***** RECORDS FOR THE EXERCISE *****
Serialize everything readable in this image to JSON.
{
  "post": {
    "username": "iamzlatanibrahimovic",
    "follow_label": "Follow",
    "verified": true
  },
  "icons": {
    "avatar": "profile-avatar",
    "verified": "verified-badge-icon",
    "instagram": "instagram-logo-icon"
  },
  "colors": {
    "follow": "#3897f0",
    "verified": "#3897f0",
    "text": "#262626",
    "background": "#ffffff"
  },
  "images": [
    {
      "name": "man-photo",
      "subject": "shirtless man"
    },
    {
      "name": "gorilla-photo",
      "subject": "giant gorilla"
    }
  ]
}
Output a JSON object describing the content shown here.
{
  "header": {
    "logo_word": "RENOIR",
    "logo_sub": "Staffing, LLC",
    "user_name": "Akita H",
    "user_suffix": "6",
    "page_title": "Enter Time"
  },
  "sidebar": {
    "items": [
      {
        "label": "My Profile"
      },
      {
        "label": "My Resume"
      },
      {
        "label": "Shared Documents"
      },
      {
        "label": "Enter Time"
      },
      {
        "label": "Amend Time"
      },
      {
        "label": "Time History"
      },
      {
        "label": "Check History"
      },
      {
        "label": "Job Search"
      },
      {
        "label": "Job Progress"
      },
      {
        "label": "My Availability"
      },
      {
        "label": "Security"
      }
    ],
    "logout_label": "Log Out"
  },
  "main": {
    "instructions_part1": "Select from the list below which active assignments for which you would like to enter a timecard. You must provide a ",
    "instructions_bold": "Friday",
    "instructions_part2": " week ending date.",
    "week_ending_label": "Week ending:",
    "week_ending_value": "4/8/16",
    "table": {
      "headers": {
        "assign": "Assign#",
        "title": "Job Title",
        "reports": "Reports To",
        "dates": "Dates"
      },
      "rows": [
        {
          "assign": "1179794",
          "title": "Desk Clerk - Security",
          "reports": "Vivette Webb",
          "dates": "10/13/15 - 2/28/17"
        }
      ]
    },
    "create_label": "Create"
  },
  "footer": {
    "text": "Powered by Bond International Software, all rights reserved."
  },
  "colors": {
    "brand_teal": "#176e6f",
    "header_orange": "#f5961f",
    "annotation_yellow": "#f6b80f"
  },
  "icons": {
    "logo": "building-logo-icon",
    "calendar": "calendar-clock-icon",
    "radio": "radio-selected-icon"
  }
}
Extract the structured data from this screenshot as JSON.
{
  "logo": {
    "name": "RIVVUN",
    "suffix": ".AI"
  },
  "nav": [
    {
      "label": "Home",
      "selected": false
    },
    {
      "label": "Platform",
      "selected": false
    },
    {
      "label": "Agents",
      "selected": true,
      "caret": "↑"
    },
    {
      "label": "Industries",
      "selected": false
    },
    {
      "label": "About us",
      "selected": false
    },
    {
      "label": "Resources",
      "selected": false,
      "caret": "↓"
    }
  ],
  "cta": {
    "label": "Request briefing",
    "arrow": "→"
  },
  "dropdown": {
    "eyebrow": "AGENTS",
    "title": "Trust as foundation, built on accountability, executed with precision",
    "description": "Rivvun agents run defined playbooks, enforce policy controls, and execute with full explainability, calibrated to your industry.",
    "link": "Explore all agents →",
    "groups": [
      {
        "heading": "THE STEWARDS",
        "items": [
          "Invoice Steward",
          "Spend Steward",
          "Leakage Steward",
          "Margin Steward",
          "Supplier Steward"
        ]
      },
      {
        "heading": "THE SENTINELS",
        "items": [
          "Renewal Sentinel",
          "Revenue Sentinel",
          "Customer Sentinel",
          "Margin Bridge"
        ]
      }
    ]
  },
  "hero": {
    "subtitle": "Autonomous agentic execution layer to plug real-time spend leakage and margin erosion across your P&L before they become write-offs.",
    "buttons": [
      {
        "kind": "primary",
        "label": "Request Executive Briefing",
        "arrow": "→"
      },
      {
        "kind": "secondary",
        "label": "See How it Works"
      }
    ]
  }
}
*****
▶ [SHORT TASK]: Starting at the line that contains "Extract the structured", quote each remaining line of the entries above, unchanged.

▶ [RESPONSE]:
Extract the structured data from this screenshot as JSON.
{
  "logo": {
    "name": "RIVVUN",
    "suffix": ".AI"
  },
  "nav": [
    {
      "label": "Home",
      "selected": false
    },
    {
      "label": "Platform",
      "selected": false
    },
    {
      "label": "Agents",
      "selected": true,
      "caret": "↑"
    },
    {
      "label": "Industries",
      "selected": false
    },
    {
      "label": "About us",
      "selected": false
    },
    {
      "label": "Resources",
      "selected": false,
      "caret": "↓"
    }
  ],
  "cta": {
    "label": "Request briefing",
    "arrow": "→"
  },
  "dropdown": {
    "eyebrow": "AGENTS",
    "title": "Trust as foundation, built on accountability, executed with precision",
    "description": "Rivvun agents run defined playbooks, enforce policy controls, and execute with full explainability, calibrated to your industry.",
    "link": "Explore all agents →",
    "groups": [
      {
        "heading": "THE STEWARDS",
        "items": [
          "Invoice Steward",
          "Spend Steward",
          "Leakage Steward",
          "Margin Steward",
          "Supplier Steward"
        ]
      },
      {
        "heading": "THE SENTINELS",
        "items": [
          "Renewal Sentinel",
          "Revenue Sentinel",
          "Customer Sentinel",
          "Margin Bridge"
        ]
      }
    ]
  },
  "hero": {
    "subtitle": "Autonomous agentic execution layer to plug real-time spend leakage and margin erosion across your P&L before they become write-offs.",
    "buttons": [
      {
        "kind": "primary",
        "label": "Request Executive Briefing",
        "arrow": "→"
      },
      {
        "kind": "secondary",
        "label": "See How it Works"
      }
    ]
  }
}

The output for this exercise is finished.